# YOUR OBJECTIVE
Collect every line in the records below that contains the word "больным".

Dataset items:
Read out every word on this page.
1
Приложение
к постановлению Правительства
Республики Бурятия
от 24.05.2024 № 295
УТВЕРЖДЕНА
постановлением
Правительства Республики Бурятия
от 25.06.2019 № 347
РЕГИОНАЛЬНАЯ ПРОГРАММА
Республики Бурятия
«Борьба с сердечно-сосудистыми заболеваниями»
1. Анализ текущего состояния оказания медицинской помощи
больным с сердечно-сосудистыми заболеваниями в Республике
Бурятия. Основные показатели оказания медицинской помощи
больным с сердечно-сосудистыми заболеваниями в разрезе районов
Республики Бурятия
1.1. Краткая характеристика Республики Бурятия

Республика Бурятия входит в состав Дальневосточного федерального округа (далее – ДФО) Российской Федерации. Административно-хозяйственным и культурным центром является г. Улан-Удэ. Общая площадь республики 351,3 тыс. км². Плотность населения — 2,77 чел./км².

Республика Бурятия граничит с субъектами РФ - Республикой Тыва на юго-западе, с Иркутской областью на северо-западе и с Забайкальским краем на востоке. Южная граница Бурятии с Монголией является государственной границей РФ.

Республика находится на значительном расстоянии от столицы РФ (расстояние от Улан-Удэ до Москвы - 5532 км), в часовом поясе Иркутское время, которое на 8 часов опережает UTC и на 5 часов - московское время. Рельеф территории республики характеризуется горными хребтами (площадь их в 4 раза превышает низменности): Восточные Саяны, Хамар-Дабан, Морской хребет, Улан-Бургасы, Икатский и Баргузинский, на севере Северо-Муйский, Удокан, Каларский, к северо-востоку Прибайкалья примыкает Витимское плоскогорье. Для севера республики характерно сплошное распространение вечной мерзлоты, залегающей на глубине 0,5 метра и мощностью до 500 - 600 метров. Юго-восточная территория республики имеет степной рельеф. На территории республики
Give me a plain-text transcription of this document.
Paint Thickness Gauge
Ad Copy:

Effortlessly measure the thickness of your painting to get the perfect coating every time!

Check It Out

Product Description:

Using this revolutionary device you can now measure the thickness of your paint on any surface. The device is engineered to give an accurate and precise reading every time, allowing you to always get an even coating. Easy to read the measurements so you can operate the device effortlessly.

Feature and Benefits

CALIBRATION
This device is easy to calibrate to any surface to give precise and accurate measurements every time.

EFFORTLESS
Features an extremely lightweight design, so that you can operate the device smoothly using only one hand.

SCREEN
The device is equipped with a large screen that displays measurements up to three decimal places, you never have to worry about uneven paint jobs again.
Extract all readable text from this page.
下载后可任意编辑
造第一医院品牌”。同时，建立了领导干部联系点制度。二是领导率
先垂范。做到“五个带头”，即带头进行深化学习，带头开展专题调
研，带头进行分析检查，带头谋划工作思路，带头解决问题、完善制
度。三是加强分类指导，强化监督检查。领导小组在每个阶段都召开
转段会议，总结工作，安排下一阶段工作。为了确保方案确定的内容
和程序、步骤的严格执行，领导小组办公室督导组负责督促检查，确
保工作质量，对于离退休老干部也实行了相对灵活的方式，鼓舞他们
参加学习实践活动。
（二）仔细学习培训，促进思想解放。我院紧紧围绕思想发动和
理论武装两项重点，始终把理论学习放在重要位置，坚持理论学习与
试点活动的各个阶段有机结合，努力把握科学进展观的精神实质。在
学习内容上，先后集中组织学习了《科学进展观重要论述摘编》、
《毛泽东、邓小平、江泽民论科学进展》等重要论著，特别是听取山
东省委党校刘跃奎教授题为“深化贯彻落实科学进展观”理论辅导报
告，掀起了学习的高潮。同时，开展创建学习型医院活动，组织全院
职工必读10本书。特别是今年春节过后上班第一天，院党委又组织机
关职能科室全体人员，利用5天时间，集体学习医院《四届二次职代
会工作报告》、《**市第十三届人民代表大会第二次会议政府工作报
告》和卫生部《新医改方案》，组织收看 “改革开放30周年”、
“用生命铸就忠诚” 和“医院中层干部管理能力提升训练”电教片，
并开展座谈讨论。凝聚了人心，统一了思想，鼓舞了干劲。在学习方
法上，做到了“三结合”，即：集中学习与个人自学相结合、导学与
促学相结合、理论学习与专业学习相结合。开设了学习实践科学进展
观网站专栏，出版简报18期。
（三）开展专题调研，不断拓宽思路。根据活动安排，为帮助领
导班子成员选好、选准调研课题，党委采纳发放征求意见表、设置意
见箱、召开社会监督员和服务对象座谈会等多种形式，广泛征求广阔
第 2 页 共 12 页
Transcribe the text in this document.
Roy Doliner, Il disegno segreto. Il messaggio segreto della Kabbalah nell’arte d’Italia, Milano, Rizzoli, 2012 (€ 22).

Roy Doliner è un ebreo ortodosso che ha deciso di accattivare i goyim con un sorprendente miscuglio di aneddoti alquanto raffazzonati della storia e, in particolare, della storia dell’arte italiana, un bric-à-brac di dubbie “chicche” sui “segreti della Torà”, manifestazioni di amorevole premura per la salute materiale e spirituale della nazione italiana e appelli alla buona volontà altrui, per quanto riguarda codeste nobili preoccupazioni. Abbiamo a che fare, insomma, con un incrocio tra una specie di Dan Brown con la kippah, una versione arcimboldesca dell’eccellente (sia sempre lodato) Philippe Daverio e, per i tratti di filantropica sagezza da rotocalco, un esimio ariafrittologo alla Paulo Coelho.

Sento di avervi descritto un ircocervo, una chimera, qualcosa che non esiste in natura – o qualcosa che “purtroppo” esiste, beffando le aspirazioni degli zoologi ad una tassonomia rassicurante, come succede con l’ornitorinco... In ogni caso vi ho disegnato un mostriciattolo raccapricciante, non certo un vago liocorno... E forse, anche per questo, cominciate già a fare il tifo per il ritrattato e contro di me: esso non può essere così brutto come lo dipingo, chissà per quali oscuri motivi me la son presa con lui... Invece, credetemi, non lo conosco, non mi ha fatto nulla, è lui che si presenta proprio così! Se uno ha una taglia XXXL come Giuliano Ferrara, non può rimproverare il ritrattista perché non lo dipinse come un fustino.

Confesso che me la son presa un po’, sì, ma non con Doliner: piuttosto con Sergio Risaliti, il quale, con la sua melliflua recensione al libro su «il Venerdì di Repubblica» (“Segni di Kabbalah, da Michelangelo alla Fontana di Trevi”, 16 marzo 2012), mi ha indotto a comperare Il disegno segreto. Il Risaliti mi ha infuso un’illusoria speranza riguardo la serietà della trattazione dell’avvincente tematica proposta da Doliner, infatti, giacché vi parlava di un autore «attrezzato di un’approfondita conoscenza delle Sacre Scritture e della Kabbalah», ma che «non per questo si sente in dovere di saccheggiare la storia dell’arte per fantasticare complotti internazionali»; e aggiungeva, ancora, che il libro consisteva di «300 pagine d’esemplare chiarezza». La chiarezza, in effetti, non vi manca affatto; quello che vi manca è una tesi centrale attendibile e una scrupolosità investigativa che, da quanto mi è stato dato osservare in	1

# WORKED ANSWER
больным с сердечно-сосудистыми заболеваниями в Республике
больным с сердечно-сосудистыми заболеваниями в разрезе районов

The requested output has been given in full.